Direction A
According to the film review, how many years have George and Ben been together?

Passage to read
************

The Complicated Business of Intimacy

Alfred Molina and John Lithgow as the gay married couple at the center of “Love Is Strange.” | SONY CLASSICS

Alfred Molina and John Lithgow as the gay married couple at the center of “Love Is Strange.” | SONY CLASSICS

BY GARY M. KRAMER | Love Is Strange,” a thoughtful, wistful film from director and co-writer Ira Sachs, concerns a couple — George (Alfred Molina) and Ben (John Lithgow) — who have been together 39 years. The men marry in the opening moments, but spend most of the rest of the film apart. When the Catholic school where he works learns of the wedding, George is fired and the men lose their apartment. George moves in with his downstairs neighbors, Roberto (Manny Perez) and Ted (Cheyenne Jackson), while Ben goes to live with his nephew Elliot (Darren E. Burrows), his wife Kate (Marisa Tomei), and their son Joey (Charlie Tahan).

Watching men who love each other live apart forms the emotional core of this observational drama.

“It’s a film about intimacy and about the possibility of love to grow with time,” the soft-spoken Sachs declared over tea last month at the Marlton Hotel. “It’s called ‘Love Is Strange’ for a reason: every intimate relationship is different from the next. Every stage of our lives, we experience love in a different way. This is a film about three generations. Each has a different perspective of love based on their experiences. You have the older couple, the couple in the middle of their lives, and this young boy [Joey] finding out about love for the first time.”

************

Source material

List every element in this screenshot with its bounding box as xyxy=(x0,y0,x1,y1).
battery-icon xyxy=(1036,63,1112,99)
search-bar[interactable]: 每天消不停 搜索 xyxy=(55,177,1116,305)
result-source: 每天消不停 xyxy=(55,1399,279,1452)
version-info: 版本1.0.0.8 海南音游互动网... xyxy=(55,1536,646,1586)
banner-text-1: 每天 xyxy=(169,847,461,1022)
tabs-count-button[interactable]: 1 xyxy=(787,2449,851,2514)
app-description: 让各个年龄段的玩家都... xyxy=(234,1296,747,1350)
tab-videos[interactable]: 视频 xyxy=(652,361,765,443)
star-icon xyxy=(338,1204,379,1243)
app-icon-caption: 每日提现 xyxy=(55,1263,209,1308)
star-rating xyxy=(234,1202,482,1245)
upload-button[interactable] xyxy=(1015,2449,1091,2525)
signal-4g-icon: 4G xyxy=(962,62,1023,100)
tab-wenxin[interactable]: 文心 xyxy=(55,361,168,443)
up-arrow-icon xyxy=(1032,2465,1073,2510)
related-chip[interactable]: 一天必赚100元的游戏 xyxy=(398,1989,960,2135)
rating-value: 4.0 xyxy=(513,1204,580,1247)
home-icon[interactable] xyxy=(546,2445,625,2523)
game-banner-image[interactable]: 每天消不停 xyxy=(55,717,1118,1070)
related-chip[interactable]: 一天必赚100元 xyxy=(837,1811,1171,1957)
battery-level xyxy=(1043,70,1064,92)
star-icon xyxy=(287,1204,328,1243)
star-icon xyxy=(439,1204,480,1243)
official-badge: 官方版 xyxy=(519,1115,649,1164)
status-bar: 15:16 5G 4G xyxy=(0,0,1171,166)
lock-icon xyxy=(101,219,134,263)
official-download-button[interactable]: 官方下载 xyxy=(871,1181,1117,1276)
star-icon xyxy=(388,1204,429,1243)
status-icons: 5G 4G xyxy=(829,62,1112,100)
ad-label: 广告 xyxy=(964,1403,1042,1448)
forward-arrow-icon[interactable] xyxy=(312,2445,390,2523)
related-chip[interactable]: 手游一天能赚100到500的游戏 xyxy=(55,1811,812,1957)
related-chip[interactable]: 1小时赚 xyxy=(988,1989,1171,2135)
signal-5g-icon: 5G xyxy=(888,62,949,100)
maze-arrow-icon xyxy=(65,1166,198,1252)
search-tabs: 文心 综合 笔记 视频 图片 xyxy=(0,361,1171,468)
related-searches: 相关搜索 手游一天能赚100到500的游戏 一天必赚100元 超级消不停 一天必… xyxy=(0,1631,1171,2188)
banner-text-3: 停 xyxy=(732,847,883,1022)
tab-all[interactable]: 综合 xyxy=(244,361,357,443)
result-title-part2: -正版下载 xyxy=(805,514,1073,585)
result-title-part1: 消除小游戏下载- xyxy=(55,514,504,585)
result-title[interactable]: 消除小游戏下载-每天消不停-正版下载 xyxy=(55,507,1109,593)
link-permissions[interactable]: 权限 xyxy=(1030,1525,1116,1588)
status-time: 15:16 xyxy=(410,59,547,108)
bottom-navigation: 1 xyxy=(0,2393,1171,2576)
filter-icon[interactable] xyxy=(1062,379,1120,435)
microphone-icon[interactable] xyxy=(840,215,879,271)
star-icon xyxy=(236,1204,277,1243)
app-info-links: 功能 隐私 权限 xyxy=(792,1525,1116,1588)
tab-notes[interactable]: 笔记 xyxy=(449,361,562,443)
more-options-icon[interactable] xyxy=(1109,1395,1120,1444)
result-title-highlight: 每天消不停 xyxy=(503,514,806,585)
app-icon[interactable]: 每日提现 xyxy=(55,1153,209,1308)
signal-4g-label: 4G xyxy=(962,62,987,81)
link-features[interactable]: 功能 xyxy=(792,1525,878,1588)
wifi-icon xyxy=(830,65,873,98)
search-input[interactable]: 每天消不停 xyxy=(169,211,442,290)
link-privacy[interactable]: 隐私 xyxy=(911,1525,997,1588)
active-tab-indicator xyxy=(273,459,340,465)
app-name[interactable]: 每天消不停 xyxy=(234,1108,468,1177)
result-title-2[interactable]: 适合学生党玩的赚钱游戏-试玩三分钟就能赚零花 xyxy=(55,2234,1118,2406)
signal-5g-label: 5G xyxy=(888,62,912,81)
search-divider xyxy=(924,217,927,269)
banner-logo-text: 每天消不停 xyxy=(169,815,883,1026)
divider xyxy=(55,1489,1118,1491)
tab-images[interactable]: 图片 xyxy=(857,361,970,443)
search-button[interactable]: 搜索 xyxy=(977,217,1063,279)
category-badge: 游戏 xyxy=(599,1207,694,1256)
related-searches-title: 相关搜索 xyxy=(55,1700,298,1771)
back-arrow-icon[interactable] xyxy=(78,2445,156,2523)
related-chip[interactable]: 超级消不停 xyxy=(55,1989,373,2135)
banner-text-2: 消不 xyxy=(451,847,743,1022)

************

Direction B
Give the lines of the listing as a numbered list, starting from the top of the listing and going on through the line that contains "result-source: 每天消不停 xyxy=(55,1399,279,1452)". Include both of those lines and leave out blank lines.

Written reply A
39 years

Written reply B
1. List every element in this screenshot with its bounding box as xyxy=(x0,y0,x1,y1).
2. battery-icon xyxy=(1036,63,1112,99)
3. search-bar[interactable]: 每天消不停 搜索 xyxy=(55,177,1116,305)
4. result-source: 每天消不停 xyxy=(55,1399,279,1452)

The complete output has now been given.